_YOUR TASK_
Show every line below where "content" can be found.

-------- STORED RECORDS

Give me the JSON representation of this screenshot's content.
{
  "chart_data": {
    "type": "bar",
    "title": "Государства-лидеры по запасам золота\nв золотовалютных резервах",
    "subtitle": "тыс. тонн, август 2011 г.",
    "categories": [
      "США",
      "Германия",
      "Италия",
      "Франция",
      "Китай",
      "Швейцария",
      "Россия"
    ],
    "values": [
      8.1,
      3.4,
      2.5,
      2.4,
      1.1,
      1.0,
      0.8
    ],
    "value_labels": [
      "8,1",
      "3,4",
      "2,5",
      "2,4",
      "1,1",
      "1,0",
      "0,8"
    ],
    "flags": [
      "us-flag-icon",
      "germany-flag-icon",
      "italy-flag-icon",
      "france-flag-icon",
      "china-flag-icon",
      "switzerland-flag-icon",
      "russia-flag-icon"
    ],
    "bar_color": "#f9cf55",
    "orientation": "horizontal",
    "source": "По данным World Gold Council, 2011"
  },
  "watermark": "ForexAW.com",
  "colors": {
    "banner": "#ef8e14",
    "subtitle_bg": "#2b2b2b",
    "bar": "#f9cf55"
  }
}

----------------
-------- STORED RECORDS

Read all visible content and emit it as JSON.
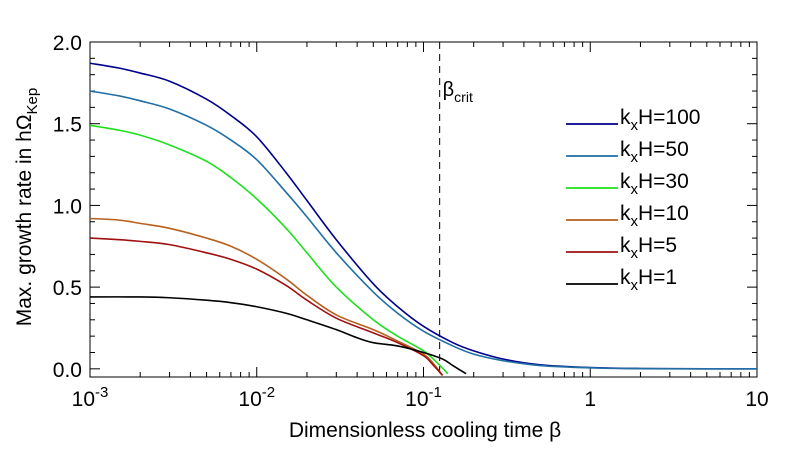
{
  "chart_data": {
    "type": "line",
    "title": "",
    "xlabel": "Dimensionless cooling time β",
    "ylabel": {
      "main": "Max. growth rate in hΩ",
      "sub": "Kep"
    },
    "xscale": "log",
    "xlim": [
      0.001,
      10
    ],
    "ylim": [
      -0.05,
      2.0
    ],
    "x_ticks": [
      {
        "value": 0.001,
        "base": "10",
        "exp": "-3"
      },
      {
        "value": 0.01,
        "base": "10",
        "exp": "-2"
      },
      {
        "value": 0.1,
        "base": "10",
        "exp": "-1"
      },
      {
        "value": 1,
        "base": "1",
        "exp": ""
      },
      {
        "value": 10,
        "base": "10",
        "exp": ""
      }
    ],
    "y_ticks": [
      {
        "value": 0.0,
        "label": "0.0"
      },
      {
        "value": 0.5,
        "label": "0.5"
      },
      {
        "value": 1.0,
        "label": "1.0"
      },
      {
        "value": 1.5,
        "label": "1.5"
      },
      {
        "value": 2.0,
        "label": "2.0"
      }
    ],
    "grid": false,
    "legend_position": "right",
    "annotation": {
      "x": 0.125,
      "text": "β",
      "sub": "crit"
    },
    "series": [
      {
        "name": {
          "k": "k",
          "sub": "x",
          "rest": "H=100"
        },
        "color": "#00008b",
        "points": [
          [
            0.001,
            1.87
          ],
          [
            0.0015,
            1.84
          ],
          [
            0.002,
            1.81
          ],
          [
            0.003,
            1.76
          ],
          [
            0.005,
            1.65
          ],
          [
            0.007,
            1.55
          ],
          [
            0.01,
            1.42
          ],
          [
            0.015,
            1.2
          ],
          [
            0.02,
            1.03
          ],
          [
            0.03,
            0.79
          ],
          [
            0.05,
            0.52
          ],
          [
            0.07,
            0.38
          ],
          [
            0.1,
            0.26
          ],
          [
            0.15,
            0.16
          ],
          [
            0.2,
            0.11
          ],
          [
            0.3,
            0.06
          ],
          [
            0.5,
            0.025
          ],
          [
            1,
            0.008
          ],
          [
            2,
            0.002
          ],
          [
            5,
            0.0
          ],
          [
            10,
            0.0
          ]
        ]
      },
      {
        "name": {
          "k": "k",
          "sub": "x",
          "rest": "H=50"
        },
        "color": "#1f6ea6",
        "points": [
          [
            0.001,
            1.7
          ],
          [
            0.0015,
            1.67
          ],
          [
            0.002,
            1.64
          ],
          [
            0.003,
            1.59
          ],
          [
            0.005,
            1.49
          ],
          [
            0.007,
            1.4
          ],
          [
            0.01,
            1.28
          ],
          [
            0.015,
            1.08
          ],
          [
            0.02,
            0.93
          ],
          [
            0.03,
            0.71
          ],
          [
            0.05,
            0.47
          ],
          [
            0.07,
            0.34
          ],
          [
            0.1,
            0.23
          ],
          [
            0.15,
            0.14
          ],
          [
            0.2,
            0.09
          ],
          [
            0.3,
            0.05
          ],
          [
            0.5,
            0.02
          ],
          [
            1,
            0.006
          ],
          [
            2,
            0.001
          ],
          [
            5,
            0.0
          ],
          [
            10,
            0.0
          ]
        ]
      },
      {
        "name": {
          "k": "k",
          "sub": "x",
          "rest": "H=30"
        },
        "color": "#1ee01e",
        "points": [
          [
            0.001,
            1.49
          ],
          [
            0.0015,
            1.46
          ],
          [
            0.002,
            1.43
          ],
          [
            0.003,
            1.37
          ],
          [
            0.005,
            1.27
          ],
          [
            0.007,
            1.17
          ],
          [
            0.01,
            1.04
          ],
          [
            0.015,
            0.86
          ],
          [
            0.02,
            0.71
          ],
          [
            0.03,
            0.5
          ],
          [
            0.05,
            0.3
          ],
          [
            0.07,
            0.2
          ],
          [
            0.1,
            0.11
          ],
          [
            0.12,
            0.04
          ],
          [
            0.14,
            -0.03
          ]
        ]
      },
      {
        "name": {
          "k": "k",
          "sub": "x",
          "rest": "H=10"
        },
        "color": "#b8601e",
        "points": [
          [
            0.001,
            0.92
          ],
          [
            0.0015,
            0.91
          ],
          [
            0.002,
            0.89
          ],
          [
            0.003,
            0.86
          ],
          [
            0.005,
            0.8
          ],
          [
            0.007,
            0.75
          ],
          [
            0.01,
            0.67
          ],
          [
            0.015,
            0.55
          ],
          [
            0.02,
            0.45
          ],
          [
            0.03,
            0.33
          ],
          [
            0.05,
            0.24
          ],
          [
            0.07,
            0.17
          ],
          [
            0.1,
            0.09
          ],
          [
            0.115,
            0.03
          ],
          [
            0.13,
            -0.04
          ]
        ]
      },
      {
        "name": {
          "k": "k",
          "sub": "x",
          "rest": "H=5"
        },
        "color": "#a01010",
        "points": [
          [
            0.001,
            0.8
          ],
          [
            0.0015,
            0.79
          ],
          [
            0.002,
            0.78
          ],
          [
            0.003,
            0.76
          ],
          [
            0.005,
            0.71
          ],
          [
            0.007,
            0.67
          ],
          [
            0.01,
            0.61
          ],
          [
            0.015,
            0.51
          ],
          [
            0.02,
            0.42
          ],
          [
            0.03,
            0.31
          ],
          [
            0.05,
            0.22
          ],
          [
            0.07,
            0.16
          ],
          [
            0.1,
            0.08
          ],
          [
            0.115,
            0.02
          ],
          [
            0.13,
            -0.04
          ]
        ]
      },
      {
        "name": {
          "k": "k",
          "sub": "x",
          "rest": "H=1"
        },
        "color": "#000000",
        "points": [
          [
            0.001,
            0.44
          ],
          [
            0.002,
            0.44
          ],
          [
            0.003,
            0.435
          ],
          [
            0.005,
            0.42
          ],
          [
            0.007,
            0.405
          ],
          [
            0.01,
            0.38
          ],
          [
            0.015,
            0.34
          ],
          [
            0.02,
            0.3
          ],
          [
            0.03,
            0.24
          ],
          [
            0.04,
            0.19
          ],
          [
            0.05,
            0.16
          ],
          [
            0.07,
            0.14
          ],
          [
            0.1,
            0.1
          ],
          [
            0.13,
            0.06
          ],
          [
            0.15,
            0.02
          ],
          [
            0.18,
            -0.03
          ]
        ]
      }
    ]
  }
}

----------------
-------- STORED RECORDS

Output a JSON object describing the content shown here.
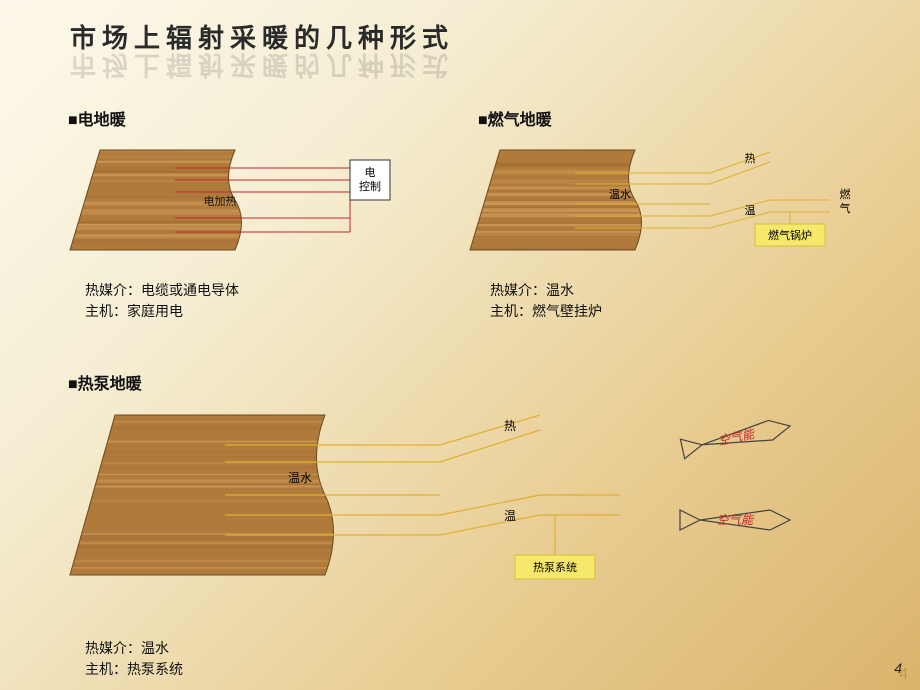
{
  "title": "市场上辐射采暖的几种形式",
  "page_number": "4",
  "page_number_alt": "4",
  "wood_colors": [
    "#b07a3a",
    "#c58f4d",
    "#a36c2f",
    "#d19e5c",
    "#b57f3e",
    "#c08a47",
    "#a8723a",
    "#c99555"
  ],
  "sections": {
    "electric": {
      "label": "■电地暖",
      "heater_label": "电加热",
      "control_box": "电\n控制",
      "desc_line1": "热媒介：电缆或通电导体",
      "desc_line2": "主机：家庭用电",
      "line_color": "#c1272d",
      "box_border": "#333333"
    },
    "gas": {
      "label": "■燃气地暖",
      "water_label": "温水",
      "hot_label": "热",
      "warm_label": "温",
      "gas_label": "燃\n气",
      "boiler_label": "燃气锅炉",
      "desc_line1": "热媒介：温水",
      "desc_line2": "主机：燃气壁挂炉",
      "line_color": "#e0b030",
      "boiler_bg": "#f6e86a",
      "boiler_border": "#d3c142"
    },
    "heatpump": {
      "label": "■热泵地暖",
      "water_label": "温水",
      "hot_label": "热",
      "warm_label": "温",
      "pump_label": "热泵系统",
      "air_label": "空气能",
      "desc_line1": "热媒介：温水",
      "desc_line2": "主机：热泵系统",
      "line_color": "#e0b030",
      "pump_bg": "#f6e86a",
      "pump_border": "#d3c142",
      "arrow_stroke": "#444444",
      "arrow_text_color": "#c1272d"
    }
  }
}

----------------

_EXERCISE ANSWER_
Give me the JSON representation of this screenshot's content.
Read all visible content and emit it as JSON.
Output a JSON object describing the content shown here.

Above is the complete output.